* begin Material provided *
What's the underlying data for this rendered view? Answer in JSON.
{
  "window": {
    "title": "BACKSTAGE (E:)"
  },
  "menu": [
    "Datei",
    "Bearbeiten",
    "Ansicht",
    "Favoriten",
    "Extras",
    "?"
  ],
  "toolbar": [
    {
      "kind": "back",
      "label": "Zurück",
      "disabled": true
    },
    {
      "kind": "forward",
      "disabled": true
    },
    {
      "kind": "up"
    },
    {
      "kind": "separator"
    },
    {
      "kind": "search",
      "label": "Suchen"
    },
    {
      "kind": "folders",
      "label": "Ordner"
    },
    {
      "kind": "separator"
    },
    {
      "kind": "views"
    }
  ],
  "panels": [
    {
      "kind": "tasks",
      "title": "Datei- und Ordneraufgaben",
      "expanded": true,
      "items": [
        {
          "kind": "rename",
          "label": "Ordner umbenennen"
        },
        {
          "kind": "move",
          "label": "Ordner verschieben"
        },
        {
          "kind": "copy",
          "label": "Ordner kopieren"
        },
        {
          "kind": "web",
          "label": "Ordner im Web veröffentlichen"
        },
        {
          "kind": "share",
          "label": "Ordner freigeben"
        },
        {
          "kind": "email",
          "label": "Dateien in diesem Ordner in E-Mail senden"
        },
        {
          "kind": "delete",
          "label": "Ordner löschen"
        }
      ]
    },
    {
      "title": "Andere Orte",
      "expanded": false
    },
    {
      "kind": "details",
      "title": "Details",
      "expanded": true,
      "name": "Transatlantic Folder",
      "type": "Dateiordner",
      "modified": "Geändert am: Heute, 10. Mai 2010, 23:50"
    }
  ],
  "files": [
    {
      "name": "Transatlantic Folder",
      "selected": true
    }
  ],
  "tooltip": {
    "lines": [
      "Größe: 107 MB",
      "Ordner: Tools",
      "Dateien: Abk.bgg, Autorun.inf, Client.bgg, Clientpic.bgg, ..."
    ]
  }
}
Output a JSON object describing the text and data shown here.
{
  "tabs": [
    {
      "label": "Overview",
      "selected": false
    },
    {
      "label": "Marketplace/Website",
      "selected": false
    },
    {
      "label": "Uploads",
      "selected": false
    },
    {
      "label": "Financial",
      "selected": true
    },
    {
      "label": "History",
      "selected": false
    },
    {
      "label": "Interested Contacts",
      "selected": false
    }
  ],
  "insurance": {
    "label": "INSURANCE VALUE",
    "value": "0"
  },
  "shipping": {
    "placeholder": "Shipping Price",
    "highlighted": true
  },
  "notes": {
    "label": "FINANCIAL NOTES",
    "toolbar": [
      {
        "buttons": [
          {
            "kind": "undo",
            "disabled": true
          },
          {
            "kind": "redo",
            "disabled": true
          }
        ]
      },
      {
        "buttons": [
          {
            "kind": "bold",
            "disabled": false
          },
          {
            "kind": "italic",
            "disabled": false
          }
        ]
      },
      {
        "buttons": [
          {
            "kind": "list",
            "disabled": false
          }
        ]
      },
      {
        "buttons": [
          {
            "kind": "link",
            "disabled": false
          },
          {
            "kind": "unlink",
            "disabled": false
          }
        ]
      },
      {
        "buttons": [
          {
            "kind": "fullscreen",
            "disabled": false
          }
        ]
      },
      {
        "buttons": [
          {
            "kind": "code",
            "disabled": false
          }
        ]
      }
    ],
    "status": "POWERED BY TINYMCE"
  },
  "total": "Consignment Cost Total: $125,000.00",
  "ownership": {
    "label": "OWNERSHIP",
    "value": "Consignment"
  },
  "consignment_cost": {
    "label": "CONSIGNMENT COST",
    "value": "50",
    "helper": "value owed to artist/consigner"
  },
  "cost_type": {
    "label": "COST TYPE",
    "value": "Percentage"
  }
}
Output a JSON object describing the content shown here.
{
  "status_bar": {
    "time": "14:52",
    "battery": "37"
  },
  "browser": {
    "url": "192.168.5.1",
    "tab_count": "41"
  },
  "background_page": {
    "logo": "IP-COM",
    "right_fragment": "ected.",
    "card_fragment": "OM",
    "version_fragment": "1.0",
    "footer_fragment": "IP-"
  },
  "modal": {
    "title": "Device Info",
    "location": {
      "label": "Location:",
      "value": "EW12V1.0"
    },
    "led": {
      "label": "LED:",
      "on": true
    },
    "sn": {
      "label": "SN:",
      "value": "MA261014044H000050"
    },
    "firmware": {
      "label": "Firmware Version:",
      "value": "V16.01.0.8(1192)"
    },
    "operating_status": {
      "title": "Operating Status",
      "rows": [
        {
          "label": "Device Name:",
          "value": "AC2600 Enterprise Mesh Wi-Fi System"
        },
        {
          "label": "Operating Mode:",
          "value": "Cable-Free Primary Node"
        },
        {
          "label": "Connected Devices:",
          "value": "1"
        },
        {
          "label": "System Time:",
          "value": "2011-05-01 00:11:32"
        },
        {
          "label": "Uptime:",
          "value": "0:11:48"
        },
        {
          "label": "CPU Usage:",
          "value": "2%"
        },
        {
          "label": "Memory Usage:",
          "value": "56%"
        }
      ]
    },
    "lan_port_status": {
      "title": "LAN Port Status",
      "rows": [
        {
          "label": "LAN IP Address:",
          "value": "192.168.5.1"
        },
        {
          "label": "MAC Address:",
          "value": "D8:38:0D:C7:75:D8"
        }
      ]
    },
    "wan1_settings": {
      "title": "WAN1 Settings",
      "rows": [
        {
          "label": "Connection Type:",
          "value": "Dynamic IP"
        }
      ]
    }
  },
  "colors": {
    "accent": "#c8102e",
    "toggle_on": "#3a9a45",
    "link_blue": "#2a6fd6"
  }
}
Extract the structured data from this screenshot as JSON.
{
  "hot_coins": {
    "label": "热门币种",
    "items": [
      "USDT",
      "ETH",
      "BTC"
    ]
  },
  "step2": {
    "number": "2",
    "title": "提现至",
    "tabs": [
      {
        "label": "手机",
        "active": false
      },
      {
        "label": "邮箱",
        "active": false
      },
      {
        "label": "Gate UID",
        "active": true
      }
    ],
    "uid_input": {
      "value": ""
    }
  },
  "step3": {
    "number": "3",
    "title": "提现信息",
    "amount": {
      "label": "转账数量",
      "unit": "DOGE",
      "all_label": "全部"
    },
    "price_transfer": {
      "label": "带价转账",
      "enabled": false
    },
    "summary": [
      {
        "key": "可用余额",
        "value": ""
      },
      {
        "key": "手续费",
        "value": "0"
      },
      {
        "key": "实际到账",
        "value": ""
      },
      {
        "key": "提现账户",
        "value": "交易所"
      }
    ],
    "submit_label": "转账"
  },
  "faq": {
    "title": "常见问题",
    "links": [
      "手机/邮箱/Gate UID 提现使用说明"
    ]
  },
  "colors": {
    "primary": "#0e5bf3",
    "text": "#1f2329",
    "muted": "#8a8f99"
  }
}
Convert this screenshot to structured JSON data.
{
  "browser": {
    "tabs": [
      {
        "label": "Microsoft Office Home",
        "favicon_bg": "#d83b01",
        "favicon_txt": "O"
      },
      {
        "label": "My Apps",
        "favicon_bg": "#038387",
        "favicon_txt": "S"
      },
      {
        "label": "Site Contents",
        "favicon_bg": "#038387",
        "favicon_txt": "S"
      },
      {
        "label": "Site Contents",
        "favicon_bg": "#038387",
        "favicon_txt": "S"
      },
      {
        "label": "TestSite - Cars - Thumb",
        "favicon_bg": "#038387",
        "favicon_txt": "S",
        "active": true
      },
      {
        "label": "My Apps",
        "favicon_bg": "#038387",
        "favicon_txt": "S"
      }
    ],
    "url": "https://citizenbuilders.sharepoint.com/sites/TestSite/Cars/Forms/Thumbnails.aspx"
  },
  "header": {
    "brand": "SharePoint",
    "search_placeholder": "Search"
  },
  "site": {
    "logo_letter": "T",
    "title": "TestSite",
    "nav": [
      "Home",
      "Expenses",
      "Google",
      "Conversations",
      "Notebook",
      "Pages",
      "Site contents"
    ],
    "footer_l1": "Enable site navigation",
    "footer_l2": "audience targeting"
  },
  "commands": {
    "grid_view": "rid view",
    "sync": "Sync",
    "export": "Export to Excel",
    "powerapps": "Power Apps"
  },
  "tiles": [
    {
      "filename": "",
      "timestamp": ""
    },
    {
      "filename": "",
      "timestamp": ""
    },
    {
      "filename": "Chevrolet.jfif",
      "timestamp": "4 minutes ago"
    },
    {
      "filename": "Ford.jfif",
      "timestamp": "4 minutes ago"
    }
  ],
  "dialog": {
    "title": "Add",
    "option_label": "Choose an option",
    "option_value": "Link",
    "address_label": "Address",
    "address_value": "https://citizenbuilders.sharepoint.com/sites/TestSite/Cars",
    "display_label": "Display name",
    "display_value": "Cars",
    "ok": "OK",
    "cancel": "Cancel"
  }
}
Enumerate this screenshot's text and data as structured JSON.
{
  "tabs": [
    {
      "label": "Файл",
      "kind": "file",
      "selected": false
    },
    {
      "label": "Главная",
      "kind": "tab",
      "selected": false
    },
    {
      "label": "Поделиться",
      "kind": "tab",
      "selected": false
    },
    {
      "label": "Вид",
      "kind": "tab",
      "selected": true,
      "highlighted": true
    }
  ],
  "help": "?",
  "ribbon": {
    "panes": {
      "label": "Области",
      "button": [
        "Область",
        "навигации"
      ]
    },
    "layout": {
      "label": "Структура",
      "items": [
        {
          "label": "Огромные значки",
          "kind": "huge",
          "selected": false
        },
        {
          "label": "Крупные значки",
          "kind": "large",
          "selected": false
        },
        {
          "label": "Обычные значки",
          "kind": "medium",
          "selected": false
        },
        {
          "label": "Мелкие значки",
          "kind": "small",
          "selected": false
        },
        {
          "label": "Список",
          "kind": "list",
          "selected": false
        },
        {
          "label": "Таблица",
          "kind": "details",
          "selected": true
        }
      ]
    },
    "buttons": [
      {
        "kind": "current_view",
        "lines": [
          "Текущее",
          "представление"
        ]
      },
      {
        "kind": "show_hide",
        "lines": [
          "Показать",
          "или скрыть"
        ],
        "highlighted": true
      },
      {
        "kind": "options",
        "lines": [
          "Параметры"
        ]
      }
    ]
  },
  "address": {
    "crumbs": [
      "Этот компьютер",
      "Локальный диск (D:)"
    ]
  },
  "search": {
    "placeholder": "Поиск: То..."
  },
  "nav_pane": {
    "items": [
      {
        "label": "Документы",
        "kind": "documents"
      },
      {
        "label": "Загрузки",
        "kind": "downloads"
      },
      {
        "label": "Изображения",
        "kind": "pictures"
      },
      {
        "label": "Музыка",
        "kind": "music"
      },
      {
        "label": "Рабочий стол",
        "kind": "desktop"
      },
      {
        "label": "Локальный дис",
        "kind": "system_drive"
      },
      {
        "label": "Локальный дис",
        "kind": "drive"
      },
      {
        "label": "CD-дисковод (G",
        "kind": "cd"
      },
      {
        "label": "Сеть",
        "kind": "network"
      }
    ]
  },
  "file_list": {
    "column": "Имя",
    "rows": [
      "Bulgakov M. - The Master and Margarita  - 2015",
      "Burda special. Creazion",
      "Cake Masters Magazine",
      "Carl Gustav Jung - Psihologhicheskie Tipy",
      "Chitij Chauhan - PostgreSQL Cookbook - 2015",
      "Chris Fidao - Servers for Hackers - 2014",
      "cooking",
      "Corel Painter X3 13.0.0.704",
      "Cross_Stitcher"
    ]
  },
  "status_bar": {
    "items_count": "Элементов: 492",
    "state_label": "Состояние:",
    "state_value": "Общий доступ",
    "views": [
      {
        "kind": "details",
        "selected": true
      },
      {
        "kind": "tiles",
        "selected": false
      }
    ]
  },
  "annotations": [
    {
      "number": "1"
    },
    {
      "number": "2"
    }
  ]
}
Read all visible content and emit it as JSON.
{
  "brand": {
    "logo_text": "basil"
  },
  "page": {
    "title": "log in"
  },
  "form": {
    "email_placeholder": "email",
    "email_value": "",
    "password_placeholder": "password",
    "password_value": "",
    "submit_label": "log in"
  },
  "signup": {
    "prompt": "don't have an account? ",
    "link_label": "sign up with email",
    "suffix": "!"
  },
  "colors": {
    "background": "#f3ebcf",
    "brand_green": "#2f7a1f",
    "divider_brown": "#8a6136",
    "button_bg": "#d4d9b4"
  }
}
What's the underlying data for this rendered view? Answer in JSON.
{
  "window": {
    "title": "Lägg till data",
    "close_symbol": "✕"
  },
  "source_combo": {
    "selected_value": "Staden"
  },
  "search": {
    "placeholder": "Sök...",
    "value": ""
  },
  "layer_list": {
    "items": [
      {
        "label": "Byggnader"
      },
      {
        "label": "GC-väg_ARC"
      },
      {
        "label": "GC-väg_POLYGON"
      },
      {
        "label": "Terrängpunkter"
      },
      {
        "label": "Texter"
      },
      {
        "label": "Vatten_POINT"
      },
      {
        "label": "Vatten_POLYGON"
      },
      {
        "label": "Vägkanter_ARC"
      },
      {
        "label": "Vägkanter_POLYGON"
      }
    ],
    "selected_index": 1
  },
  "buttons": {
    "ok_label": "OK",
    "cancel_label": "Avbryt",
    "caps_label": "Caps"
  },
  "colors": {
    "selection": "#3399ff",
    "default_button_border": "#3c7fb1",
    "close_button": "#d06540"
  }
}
* end Material provided *
Request ->
Which lines contain the word "here"? Copy each one.

Finished answer ->
Output a JSON object describing the text and data shown here.
Output a JSON object describing the content shown here.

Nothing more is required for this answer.